* **Brief**
Read the material below and count the lines holding the string "content". Give that count with nothing added.

* **Data provided**
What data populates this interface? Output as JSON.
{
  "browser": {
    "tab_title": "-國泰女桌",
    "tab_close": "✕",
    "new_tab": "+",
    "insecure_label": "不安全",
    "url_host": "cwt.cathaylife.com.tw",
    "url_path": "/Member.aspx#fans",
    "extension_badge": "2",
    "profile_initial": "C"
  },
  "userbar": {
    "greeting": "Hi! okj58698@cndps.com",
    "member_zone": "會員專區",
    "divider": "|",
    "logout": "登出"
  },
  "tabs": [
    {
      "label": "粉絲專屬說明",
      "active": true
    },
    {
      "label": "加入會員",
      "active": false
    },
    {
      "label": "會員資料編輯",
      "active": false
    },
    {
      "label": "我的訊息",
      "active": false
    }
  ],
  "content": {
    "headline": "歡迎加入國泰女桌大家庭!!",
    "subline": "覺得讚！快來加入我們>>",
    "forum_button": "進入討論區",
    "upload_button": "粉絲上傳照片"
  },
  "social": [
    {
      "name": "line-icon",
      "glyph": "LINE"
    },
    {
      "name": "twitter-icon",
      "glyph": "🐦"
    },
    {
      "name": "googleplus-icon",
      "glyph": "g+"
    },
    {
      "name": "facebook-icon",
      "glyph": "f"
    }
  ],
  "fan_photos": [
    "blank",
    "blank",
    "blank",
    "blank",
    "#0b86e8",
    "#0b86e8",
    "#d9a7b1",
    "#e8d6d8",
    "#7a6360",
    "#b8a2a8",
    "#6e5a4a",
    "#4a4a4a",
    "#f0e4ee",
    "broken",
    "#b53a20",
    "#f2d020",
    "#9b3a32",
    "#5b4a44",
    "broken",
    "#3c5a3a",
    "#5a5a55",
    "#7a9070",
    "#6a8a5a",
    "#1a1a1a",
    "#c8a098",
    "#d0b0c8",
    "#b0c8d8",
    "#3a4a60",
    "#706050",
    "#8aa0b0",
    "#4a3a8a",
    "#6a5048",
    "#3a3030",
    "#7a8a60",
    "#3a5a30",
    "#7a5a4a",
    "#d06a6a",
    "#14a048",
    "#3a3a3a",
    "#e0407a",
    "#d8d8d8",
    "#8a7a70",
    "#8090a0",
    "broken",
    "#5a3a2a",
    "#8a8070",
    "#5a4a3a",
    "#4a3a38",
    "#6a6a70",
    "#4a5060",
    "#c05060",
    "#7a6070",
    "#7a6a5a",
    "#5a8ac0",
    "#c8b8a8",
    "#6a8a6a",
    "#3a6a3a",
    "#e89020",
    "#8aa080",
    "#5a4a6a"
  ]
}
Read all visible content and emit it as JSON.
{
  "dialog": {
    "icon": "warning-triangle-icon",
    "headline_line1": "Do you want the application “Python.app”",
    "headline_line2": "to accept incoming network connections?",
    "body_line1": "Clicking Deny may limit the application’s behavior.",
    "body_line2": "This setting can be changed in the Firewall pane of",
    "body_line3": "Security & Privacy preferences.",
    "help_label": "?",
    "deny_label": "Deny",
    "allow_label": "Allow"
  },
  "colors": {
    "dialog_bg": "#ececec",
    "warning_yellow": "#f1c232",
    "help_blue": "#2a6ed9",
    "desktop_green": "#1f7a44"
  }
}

* **Result**
2